WRITTEN REQUEST A → In the records, write out as a numbered list the lines between the one holding "title-block: 연말정산 환급받는" and the one holding "Annotate this image: element", inclusive, leaving out any blank lines.

I realized, as I walked through the show, that this new attention to nature, just as it is, was how the Northern Renaissance took Italy’s classicism and elevated it, or maybe lowered it, in a crucial way, by essentially giving birth to realism, for its own sake. It wasn’t always done for its own sake. The game was still to convey the truths of Christianity, as the Italians did, but through darker, grittier depictions of life and death. As convincing as Michelangelo’s figures are, they remain Titanic idealizations of the human body. With Durer and then Brueghel (you can find some of this in Leonardo as well), you see the human body and the natural world as it actually is, all the more fascinating for its flaws and corruption and individuality—yet in a mysterious way this fascination with depicting the temporal world makes certain twilight spiritual states visible.
Everything I could have wanted to see was included in this exhibition, except for maybe a few more of the Apocalypse woodcuts: An Elderly Man of Ninety-Three Years; Melencolia; Knight, Death and Devil; St. Jerome in His Study; The Sea Monster; The Great Piece of Turf; Young Hare; A Blue Roller; A Tuft of Cowslip; Praying Hands; Head of An Apostle; and Whore of Babylon from the Apocalypse series. As I walked from room to room, the intensity of Durer’s vision seemed to accumulate, as if each successive image compounded the state of mind induced by the previous ones until I felt I were walking around inside his visionary world.

ENTRIES →
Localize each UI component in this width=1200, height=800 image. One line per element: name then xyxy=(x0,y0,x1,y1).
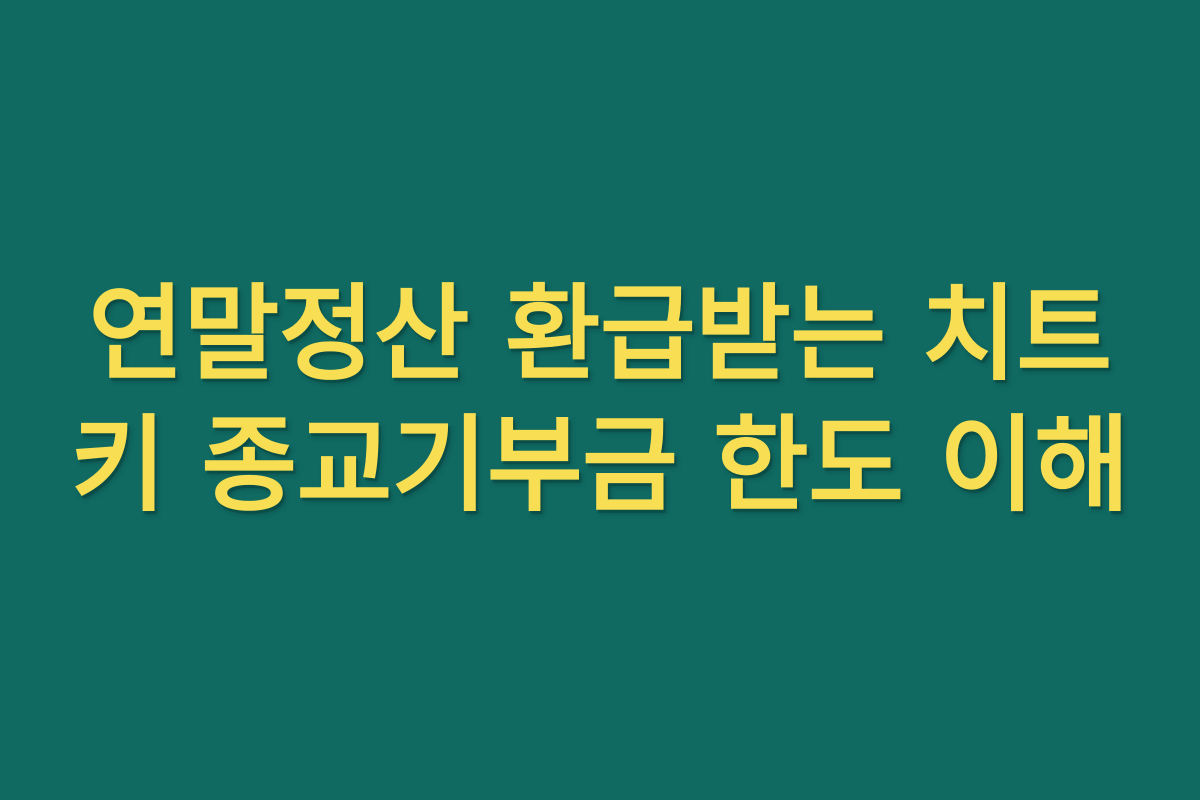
title-block: 연말정산 환급받는 치트 키 종교기부금 한도 이해 xyxy=(70,269,1130,531)
title-line-1: 연말정산 환급받는 치트 xyxy=(70,269,1130,400)
title-line-2: 키 종교기부금 한도 이해 xyxy=(70,400,1130,531)
thumbnail-card: 연말정산 환급받는 치트 키 종교기부금 한도 이해 xyxy=(0,0,1200,800)
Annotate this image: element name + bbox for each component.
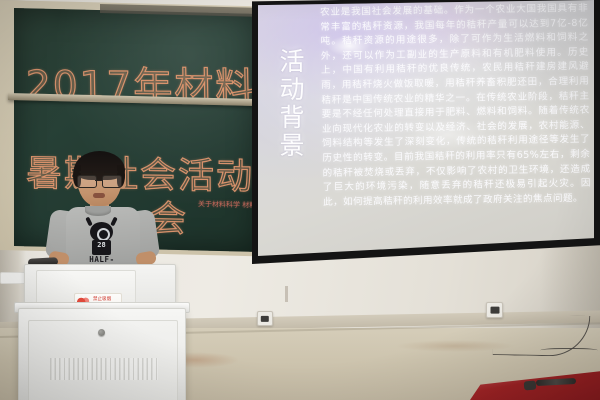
power-cable-tail bbox=[540, 348, 598, 354]
glasses-lens-left bbox=[77, 175, 97, 188]
glasses-bridge bbox=[95, 180, 102, 181]
glasses-icon bbox=[77, 175, 123, 186]
speaker: 28 HALF-LIFE bbox=[52, 152, 158, 277]
lecture-hall-photo: 2017年材料学院 暑期社会活动 会 关于材料科学 材料科学与 活动背景 农业是… bbox=[0, 0, 600, 400]
cloth-object-body bbox=[524, 381, 537, 391]
shirt-graphic: 28 HALF-LIFE bbox=[80, 218, 124, 264]
outlet-slot bbox=[490, 307, 499, 314]
speaker-eyebrow-right bbox=[104, 171, 118, 173]
shirt-number: 28 bbox=[92, 241, 111, 249]
wall-scuff-mark bbox=[285, 286, 288, 302]
podium-lock-icon bbox=[98, 329, 105, 336]
slide-body-text: 农业是我国社会发展的基础。作为一个农业大国我国具有非常丰富的秸秆资源，我国每年的… bbox=[320, 2, 591, 210]
robot-horn-right-icon bbox=[110, 217, 118, 227]
speaker-mouth bbox=[93, 193, 105, 198]
speaker-collar bbox=[85, 206, 111, 216]
speaker-eyebrow-left bbox=[79, 171, 93, 173]
glasses-lens-right bbox=[102, 175, 122, 188]
outlet-slot bbox=[261, 315, 269, 321]
wall-outlet-left bbox=[257, 311, 273, 326]
podium-vent-grille bbox=[50, 358, 158, 380]
projection-screen: 活动背景 农业是我国社会发展的基础。作为一个农业大国我国具有非常丰富的秸秆资源，… bbox=[258, 0, 594, 256]
slide-title: 活动背景 bbox=[270, 48, 304, 160]
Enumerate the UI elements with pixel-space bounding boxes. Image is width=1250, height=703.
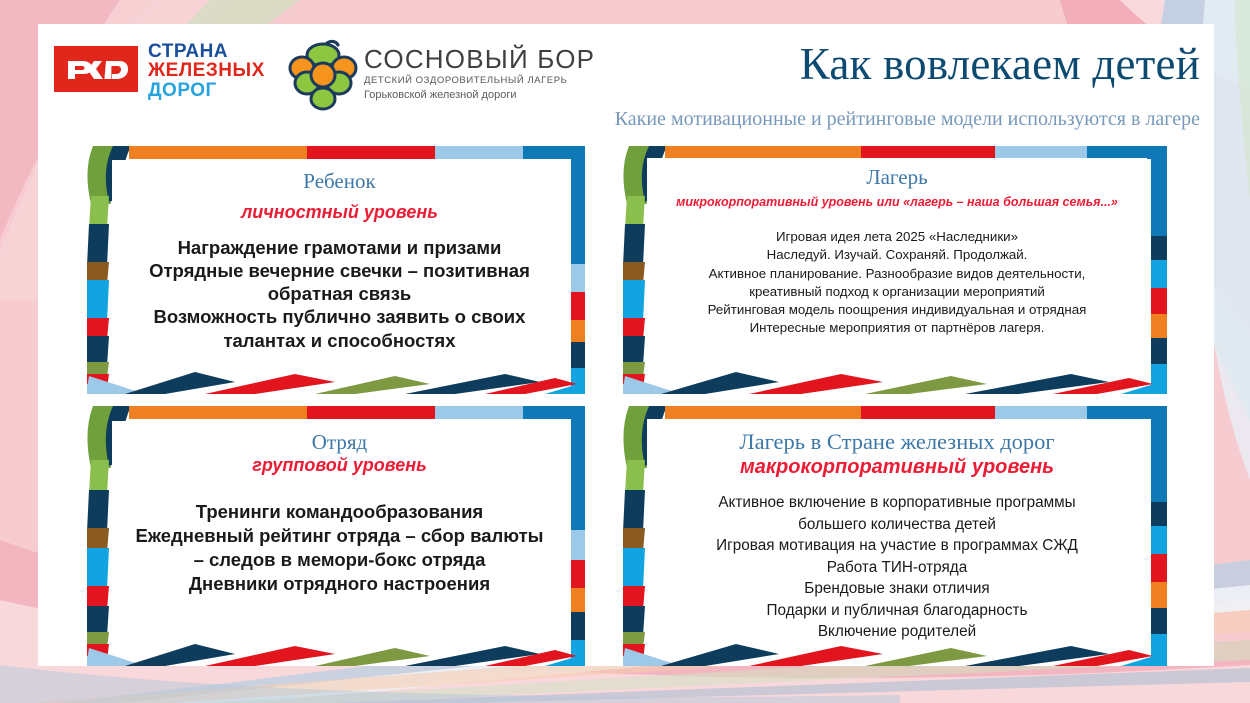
card-heading: Лагерь: [866, 166, 927, 189]
card-content: Ребенок личностный уровень Награждение г…: [112, 160, 567, 370]
card-heading: Ребенок: [303, 170, 375, 193]
card-line: Подарки и публичная благодарность: [716, 600, 1078, 621]
card-body-text: Тренинги командообразования Ежедневный р…: [136, 500, 544, 596]
rzd-logo: [54, 46, 138, 92]
card-line: – следов в мемори-бокс отряда: [136, 548, 544, 572]
card-line: Игровая идея лета 2025 «Наследники»: [708, 228, 1087, 246]
pine-cone-icon: [286, 38, 360, 112]
card-line: талантах и способностях: [149, 329, 530, 352]
camp-subtitle-1: ДЕТСКИЙ ОЗДОРОВИТЕЛЬНЫЙ ЛАГЕРЬ: [364, 75, 595, 86]
card-line: Брендовые знаки отличия: [716, 578, 1078, 599]
card-line: Рейтинговая модель поощрения индивидуаль…: [708, 301, 1087, 319]
card-level-label: групповой уровень: [252, 455, 427, 476]
card-line: креативный подход к организации мероприя…: [708, 283, 1087, 301]
card-line: Работа ТИН-отряда: [716, 557, 1078, 578]
card-content: Отряд групповой уровень Тренинги командо…: [112, 421, 567, 644]
card-heading: Отряд: [312, 431, 367, 454]
camp-subtitle-2: Горьковской железной дороги: [364, 89, 595, 101]
card-line: Активное включение в корпоративные прогр…: [716, 492, 1078, 513]
card-body-text: Игровая идея лета 2025 «Наследники» Насл…: [708, 228, 1087, 337]
card-content: Лагерь микрокорпоративный уровень или «л…: [647, 158, 1147, 372]
card-line: Возможность публично заявить о своих: [149, 305, 530, 328]
rzd-word-3: ДОРОГ: [148, 81, 265, 100]
page-subtitle: Какие мотивационные и рейтинговые модели…: [615, 108, 1200, 131]
card-level-label: личностный уровень: [241, 202, 438, 223]
card-line: обратная связь: [149, 282, 530, 305]
slide-header: СТРАНА ЖЕЛЕЗНЫХ ДОРОГ СОСНОВЫЙ БОР ДЕТСК…: [38, 24, 1214, 136]
card-squad: Отряд групповой уровень Тренинги командо…: [85, 404, 585, 666]
rzd-wordmark: СТРАНА ЖЕЛЕЗНЫХ ДОРОГ: [148, 42, 265, 100]
card-line: Ежедневный рейтинг отряда – сбор валюты: [136, 524, 544, 548]
card-heading: Лагерь в Стране железных дорог: [739, 430, 1054, 454]
rzd-word-2: ЖЕЛЕЗНЫХ: [148, 61, 265, 80]
card-body-text: Награждение грамотами и призами Отрядные…: [149, 236, 530, 352]
card-line: Награждение грамотами и призами: [149, 236, 530, 259]
card-line: Дневники отрядного настроения: [136, 572, 544, 596]
card-level-label: микрокорпоративный уровень или «лагерь –…: [676, 194, 1118, 211]
page-title: Как вовлекаем детей: [800, 42, 1200, 87]
card-line: Включение родителей: [716, 621, 1078, 642]
card-camp-in-country: Лагерь в Стране железных дорог макрокорп…: [621, 404, 1167, 666]
card-camp: Лагерь микрокорпоративный уровень или «л…: [621, 144, 1167, 394]
card-body-text: Активное включение в корпоративные прогр…: [716, 492, 1078, 642]
camp-wordmark: СОСНОВЫЙ БОР ДЕТСКИЙ ОЗДОРОВИТЕЛЬНЫЙ ЛАГ…: [364, 46, 595, 101]
card-content: Лагерь в Стране железных дорог макрокорп…: [647, 419, 1147, 644]
card-line: Отрядные вечерние свечки – позитивная: [149, 259, 530, 282]
card-line: Интересные мероприятия от партнёров лаге…: [708, 319, 1087, 337]
camp-name: СОСНОВЫЙ БОР: [364, 46, 595, 72]
slide-canvas: СТРАНА ЖЕЛЕЗНЫХ ДОРОГ СОСНОВЫЙ БОР ДЕТСК…: [38, 24, 1214, 666]
rzd-word-1: СТРАНА: [148, 42, 265, 61]
card-line: Активное планирование. Разнообразие видо…: [708, 265, 1087, 283]
card-line: Тренинги командообразования: [136, 500, 544, 524]
card-child: Ребенок личностный уровень Награждение г…: [85, 144, 585, 394]
card-line: Наследуй. Изучай. Сохраняй. Продолжай.: [708, 246, 1087, 264]
card-line: большего количества детей: [716, 514, 1078, 535]
card-level-label: макрокорпоративный уровень: [740, 456, 1054, 479]
card-line: Игровая мотивация на участие в программа…: [716, 535, 1078, 556]
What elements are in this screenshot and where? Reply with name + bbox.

WRITTEN REQUEST B → Summarize the exhibition passage in two sentences.

COMPLETE ANSWER A →
1. title-block: 연말정산 환급받는 치트 키 종교기부금 한도 이해 xyxy=(70,269,1130,531)
2. title-line-1: 연말정산 환급받는 치트 xyxy=(70,269,1130,400)
3. title-line-2: 키 종교기부금 한도 이해 xyxy=(70,400,1130,531)
4. thumbnail-card: 연말정산 환급받는 치트 키 종교기부금 한도 이해 xyxy=(0,0,1200,800)
5. Annotate this image: element name + bbox for each component.

COMPLETE ANSWER B → Walking through the show, the writer saw the Northern Renaissance's attention to nature as giving birth to realism: it still conveyed Christian truths, but through darker, grittier depictions of life and death, showing the body and the natural world as they actually are rather than as idealizations like Michelangelo's figures. The exhibition included nearly everything the writer wanted, except perhaps more of the Apocalypse woodcuts, and the intensity of Durer's vision built from room to room until the writer felt they were walking inside his visionary world.